Task statement
Extract the lines between the one containing "setting-row[interactable]: Volume 20" and the one containing "setting-row[interactable]: Basso Dinamico", inclusive, and reproduce them verbatim.

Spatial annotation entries
··········
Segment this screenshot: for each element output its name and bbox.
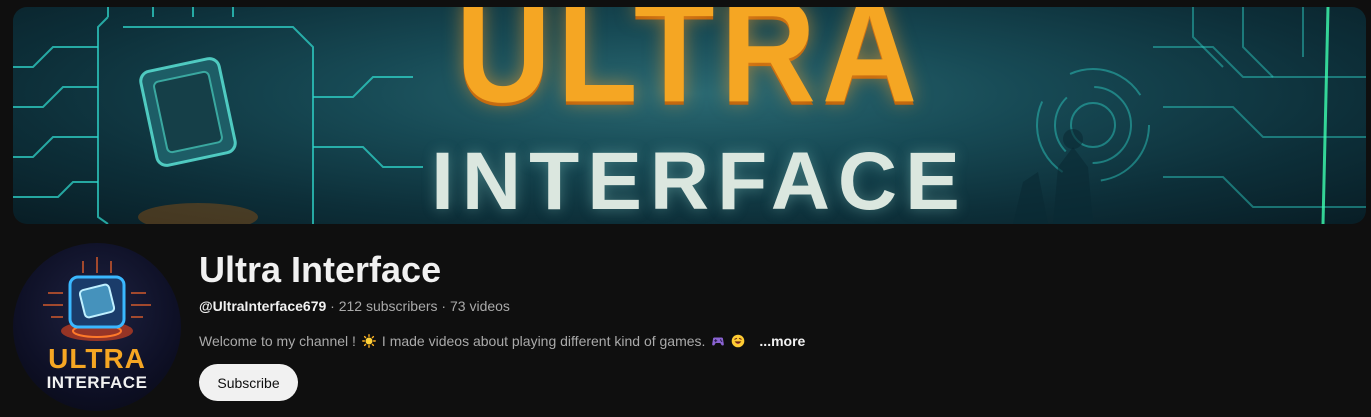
channel-name: Ultra Interface bbox=[199, 249, 442, 290]
more-link[interactable]: ...more bbox=[759, 333, 805, 349]
banner-title-line1: ULTRA bbox=[455, 7, 924, 133]
channel-meta: @UltraInterface679 · 212 subscribers · 7… bbox=[199, 298, 510, 314]
avatar-text-line1: ULTRA bbox=[48, 343, 146, 374]
sun-icon bbox=[362, 334, 376, 348]
description-text-part2: I made videos about playing different ki… bbox=[381, 333, 706, 349]
channel-handle[interactable]: @UltraInterface679 bbox=[199, 298, 326, 314]
avatar-text-line2: INTERFACE bbox=[46, 373, 148, 392]
channel-avatar[interactable]: ULTRA INTERFACE bbox=[13, 243, 181, 411]
video-count: 73 videos bbox=[450, 298, 510, 314]
meta-separator: · bbox=[326, 298, 339, 314]
subscriber-count: 212 subscribers bbox=[338, 298, 438, 314]
channel-description[interactable]: Welcome to my channel ! I made videos ab… bbox=[199, 333, 805, 349]
subscribe-button[interactable]: Subscribe bbox=[199, 364, 298, 401]
banner-title-line2: INTERFACE bbox=[431, 136, 968, 224]
game-controller-icon bbox=[712, 337, 725, 346]
channel-banner: ULTRA INTERFACE bbox=[13, 7, 1366, 224]
meta-separator: · bbox=[437, 298, 450, 314]
description-text-part1: Welcome to my channel ! bbox=[199, 333, 356, 349]
grinning-face-icon bbox=[732, 334, 745, 348]
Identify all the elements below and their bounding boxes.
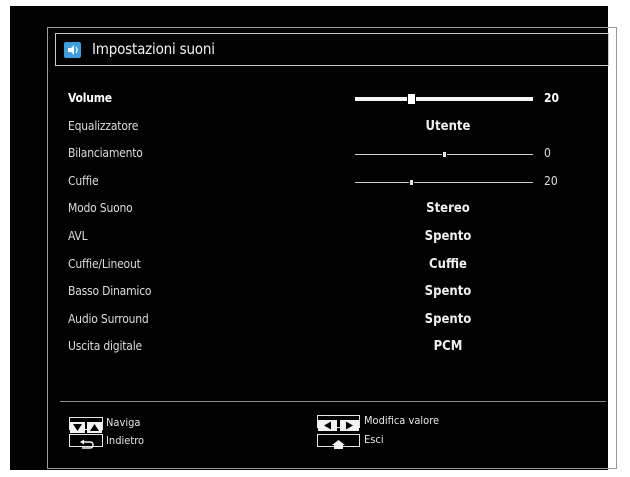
setting-row[interactable]: Volume 20 — [48, 91, 616, 111]
setting-value[interactable]: Cuffie — [378, 257, 518, 272]
setting-value[interactable]: PCM — [378, 339, 518, 354]
setting-row[interactable]: AVL Spento — [48, 229, 616, 249]
setting-row[interactable]: Basso Dinamico Spento — [48, 284, 616, 304]
setting-row[interactable]: Uscita digitale PCM — [48, 339, 616, 359]
setting-slider[interactable] — [355, 93, 533, 105]
setting-label: Basso Dinamico — [68, 284, 152, 299]
setting-slider[interactable] — [355, 178, 533, 186]
setting-label: Uscita digitale — [68, 339, 142, 354]
tv-screen: Impostazioni suoni Volume 20 Equalizzatore… — [10, 6, 617, 470]
setting-label: Bilanciamento — [68, 146, 143, 161]
back-key-icon — [69, 434, 103, 449]
sound-settings-panel: Impostazioni suoni Volume 20 Equalizzatore… — [47, 27, 617, 469]
setting-value[interactable]: Stereo — [378, 201, 518, 216]
setting-row[interactable]: Bilanciamento 0 — [48, 146, 616, 166]
left-right-keys-icon — [317, 415, 360, 431]
setting-label: Equalizzatore — [68, 118, 139, 133]
setting-label: AVL — [68, 229, 88, 243]
legend-exit: Esci — [364, 433, 384, 446]
legend-navigate: Naviga — [106, 416, 141, 429]
setting-value[interactable]: Spento — [378, 229, 518, 244]
slider-knob[interactable] — [409, 178, 414, 186]
home-key-icon — [317, 434, 360, 449]
setting-value: 20 — [544, 91, 560, 105]
setting-row[interactable]: Cuffie 20 — [48, 174, 616, 194]
setting-label: Audio Surround — [68, 311, 149, 326]
legend-change-value: Modifica valore — [364, 414, 440, 427]
setting-slider[interactable] — [355, 151, 533, 159]
setting-row[interactable]: Audio Surround Spento — [48, 312, 616, 332]
footer-divider — [60, 401, 606, 402]
sound-settings-icon — [64, 42, 81, 58]
nav-keys-icon — [69, 417, 103, 433]
setting-value[interactable]: Spento — [378, 312, 518, 327]
setting-row[interactable]: Modo Suono Stereo — [48, 201, 616, 221]
setting-label: Cuffie — [68, 173, 99, 188]
setting-value[interactable]: Utente — [378, 119, 518, 134]
menu-header: Impostazioni suoni — [55, 33, 609, 66]
setting-label: Cuffie/Lineout — [68, 256, 141, 271]
setting-label: Volume — [68, 91, 112, 105]
setting-row[interactable]: Cuffie/Lineout Cuffie — [48, 257, 616, 277]
legend-back: Indietro — [106, 434, 145, 447]
setting-row[interactable]: Equalizzatore Utente — [48, 119, 616, 139]
setting-value: 0 — [544, 146, 551, 161]
setting-value[interactable]: Spento — [378, 284, 518, 299]
slider-knob[interactable] — [407, 93, 416, 105]
setting-label: Modo Suono — [68, 201, 133, 216]
page-title: Impostazioni suoni — [92, 40, 215, 58]
setting-value: 20 — [544, 173, 558, 188]
slider-knob[interactable] — [441, 151, 447, 159]
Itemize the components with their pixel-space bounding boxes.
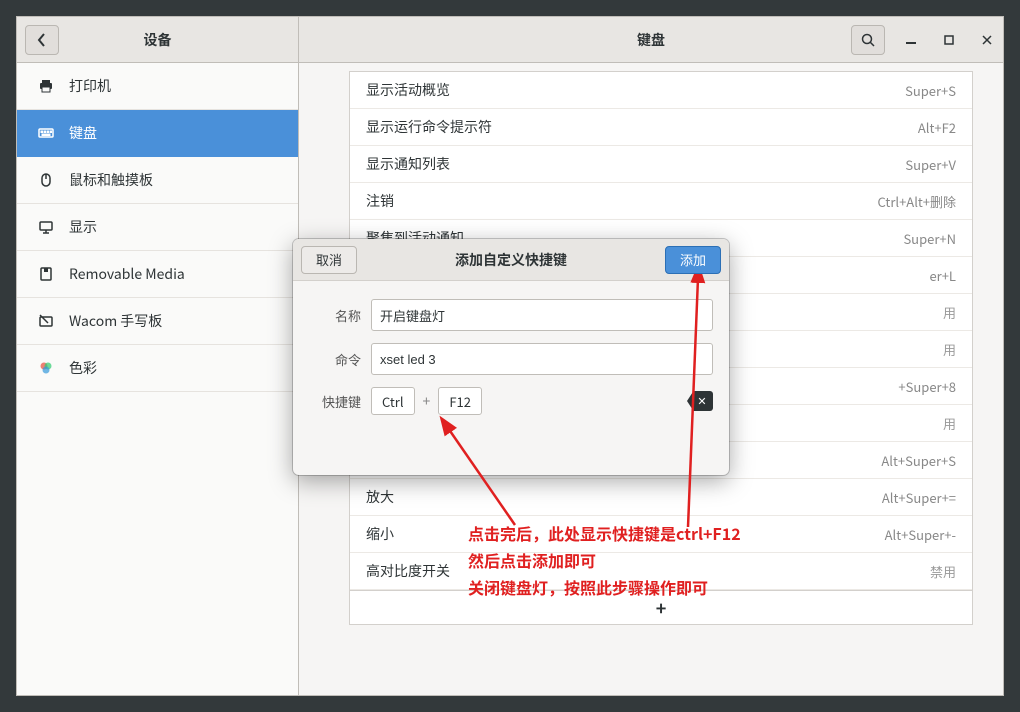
add-button[interactable]: 添加: [665, 246, 721, 274]
shortcut-key: 禁用: [930, 562, 956, 581]
shortcut-key: Alt+Super+-: [885, 525, 956, 544]
shortcut-key: Alt+F2: [918, 118, 956, 137]
titlebar: 设备 键盘: [17, 17, 1003, 63]
shortcut-row[interactable]: 高对比度开关禁用: [350, 553, 972, 590]
sidebar-item-wacom[interactable]: Wacom 手写板: [17, 298, 298, 345]
chevron-left-icon: [37, 33, 47, 47]
shortcut-key: 用: [943, 303, 956, 322]
name-row: 名称: [309, 299, 713, 331]
shortcut-row[interactable]: 放大Alt+Super+=: [350, 479, 972, 516]
shortcut-row[interactable]: 显示通知列表Super+V: [350, 146, 972, 183]
command-input[interactable]: [371, 343, 713, 375]
search-icon: [861, 33, 875, 47]
sidebar-label: 键盘: [69, 123, 97, 143]
shortcut-label: 缩小: [366, 524, 885, 544]
sidebar-item-printer[interactable]: 打印机: [17, 63, 298, 110]
printer-icon: [37, 77, 55, 95]
sidebar-item-keyboard[interactable]: 键盘: [17, 110, 298, 157]
cancel-button[interactable]: 取消: [301, 246, 357, 274]
dialog-body: 名称 命令 快捷键 Ctrl + F12 ✕: [293, 281, 729, 475]
sidebar-item-display[interactable]: 显示: [17, 204, 298, 251]
shortcut-row[interactable]: 缩小Alt+Super+-: [350, 516, 972, 553]
shortcut-label: 快捷键: [309, 392, 361, 411]
shortcut-label: 高对比度开关: [366, 561, 930, 581]
left-panel-title: 设备: [17, 30, 298, 50]
shortcut-key: er+L: [929, 266, 956, 285]
sidebar-label: 色彩: [69, 358, 97, 378]
titlebar-left: 设备: [17, 17, 299, 62]
color-icon: [37, 359, 55, 377]
shortcut-row[interactable]: 显示运行命令提示符Alt+F2: [350, 109, 972, 146]
sidebar-item-mouse[interactable]: 鼠标和触摸板: [17, 157, 298, 204]
sidebar-item-removable[interactable]: Removable Media: [17, 251, 298, 298]
shortcut-display[interactable]: Ctrl + F12 ✕: [371, 387, 713, 415]
removable-icon: [37, 265, 55, 283]
shortcut-key: Ctrl+Alt+删除: [878, 192, 956, 211]
maximize-button[interactable]: [939, 30, 959, 50]
tablet-icon: [37, 312, 55, 330]
sidebar-label: Wacom 手写板: [69, 311, 162, 331]
titlebar-right: 键盘: [299, 17, 1003, 62]
sidebar-item-color[interactable]: 色彩: [17, 345, 298, 392]
add-shortcut-button[interactable]: +: [350, 590, 972, 624]
shortcut-label: 放大: [366, 487, 882, 507]
sidebar-label: 打印机: [69, 76, 111, 96]
add-shortcut-dialog: 取消 添加自定义快捷键 添加 名称 命令 快捷键 Ctrl + F12 ✕: [293, 239, 729, 475]
sidebar: 打印机 键盘 鼠标和触摸板 显示 Removable Media Wacom 手…: [17, 63, 299, 695]
page-title: 键盘: [299, 30, 1003, 50]
minimize-button[interactable]: [901, 30, 921, 50]
shortcut-key: 用: [943, 414, 956, 433]
shortcut-row[interactable]: 显示活动概览Super+S: [350, 72, 972, 109]
command-label: 命令: [309, 350, 361, 369]
sidebar-label: Removable Media: [69, 264, 185, 284]
close-button[interactable]: [977, 30, 997, 50]
key-chip: F12: [438, 387, 482, 415]
shortcut-label: 显示运行命令提示符: [366, 117, 918, 137]
window-controls: [901, 30, 997, 50]
shortcut-key: Alt+Super+S: [881, 451, 956, 470]
plus-icon: +: [423, 391, 431, 411]
shortcut-row[interactable]: 注销Ctrl+Alt+删除: [350, 183, 972, 220]
key-chip: Ctrl: [371, 387, 415, 415]
sidebar-label: 显示: [69, 217, 97, 237]
shortcut-key: 用: [943, 340, 956, 359]
search-button[interactable]: [851, 25, 885, 55]
plus-icon: +: [656, 595, 667, 621]
shortcut-key: Alt+Super+=: [882, 488, 956, 507]
mouse-icon: [37, 171, 55, 189]
shortcut-key: Super+V: [905, 155, 956, 174]
shortcut-row: 快捷键 Ctrl + F12 ✕: [309, 387, 713, 415]
shortcut-key: +Super+8: [898, 377, 956, 396]
name-label: 名称: [309, 306, 361, 325]
dialog-title: 添加自定义快捷键: [293, 250, 729, 270]
dialog-header: 取消 添加自定义快捷键 添加: [293, 239, 729, 281]
back-button[interactable]: [25, 25, 59, 55]
shortcut-key: Super+N: [903, 229, 956, 248]
shortcut-label: 显示通知列表: [366, 154, 905, 174]
sidebar-label: 鼠标和触摸板: [69, 170, 153, 190]
display-icon: [37, 218, 55, 236]
keyboard-icon: [37, 124, 55, 142]
shortcut-label: 显示活动概览: [366, 80, 905, 100]
clear-shortcut-button[interactable]: ✕: [687, 391, 713, 411]
command-row: 命令: [309, 343, 713, 375]
shortcut-label: 注销: [366, 191, 878, 211]
name-input[interactable]: [371, 299, 713, 331]
shortcut-key: Super+S: [905, 81, 956, 100]
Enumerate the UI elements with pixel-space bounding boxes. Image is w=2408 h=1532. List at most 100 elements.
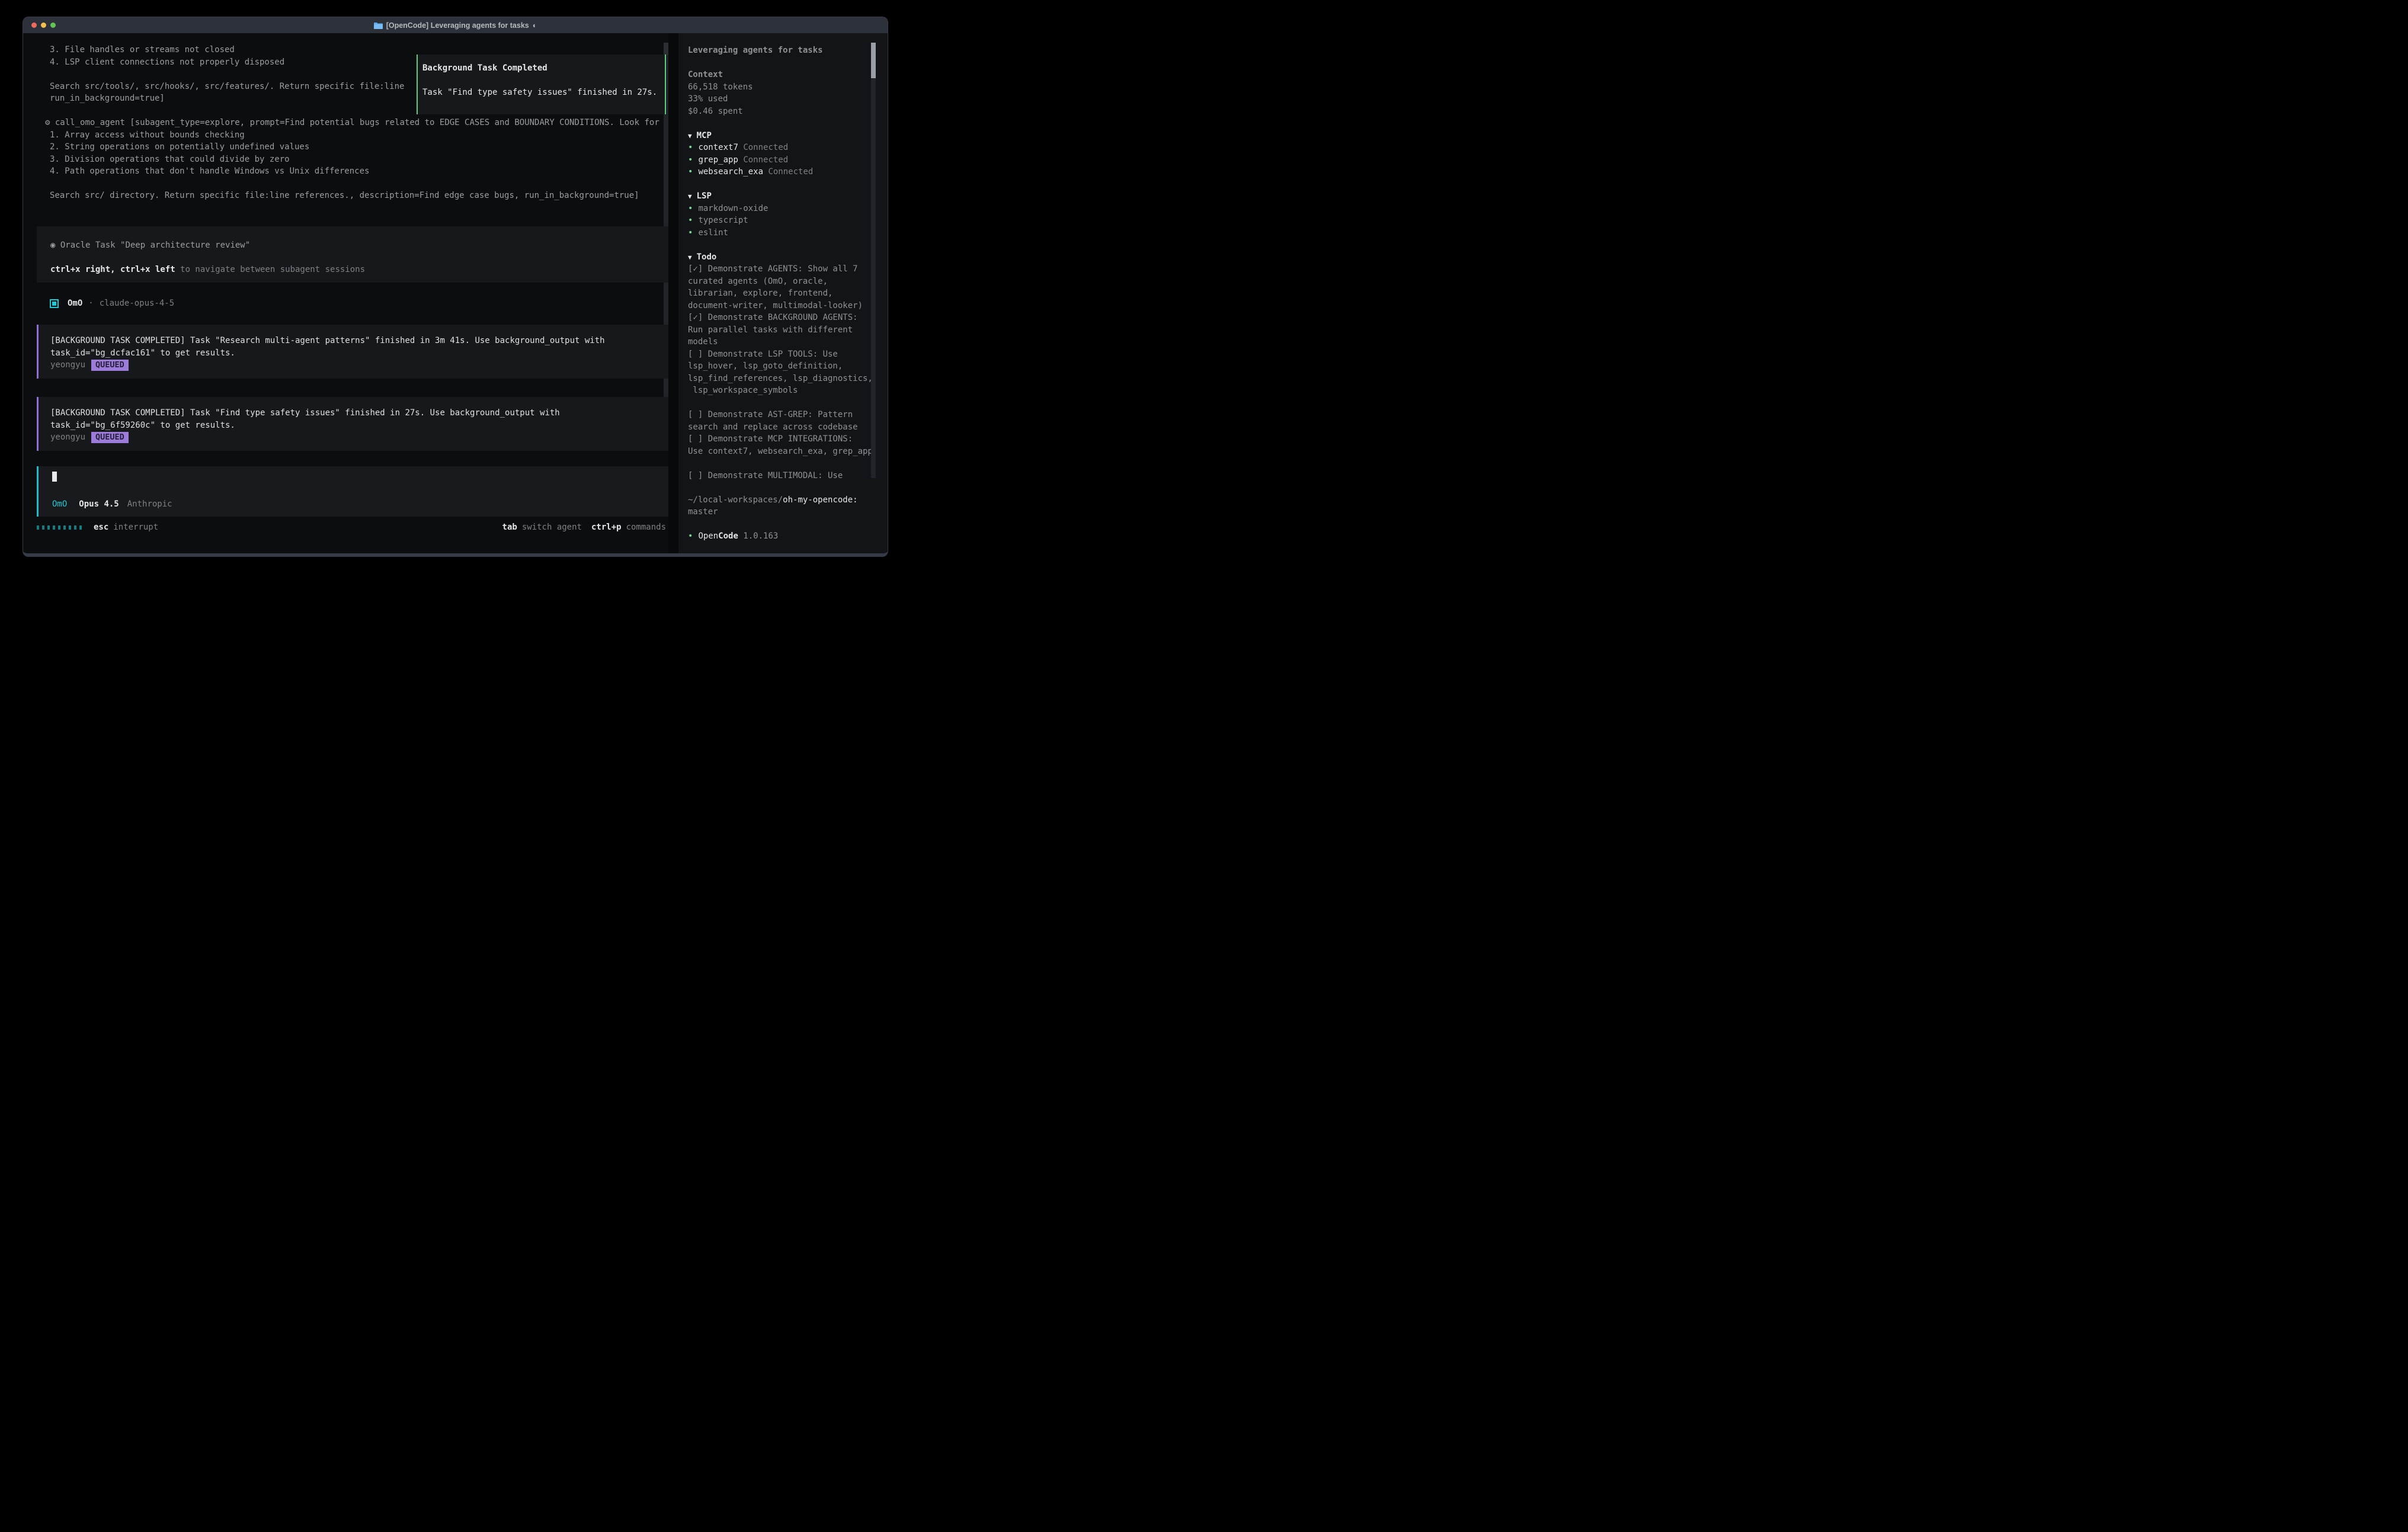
··········
Final result
setting-row[interactable]: Volume 20 — [48, 91, 616, 111]
setting-value[interactable]: Cuffie — [378, 257, 518, 272]
setting-value[interactable]: PCM — [378, 339, 518, 354]
setting-row[interactable]: AVL Spento — [48, 229, 616, 249]
setting-row[interactable]: Basso Dinamico Spento — [48, 284, 616, 304]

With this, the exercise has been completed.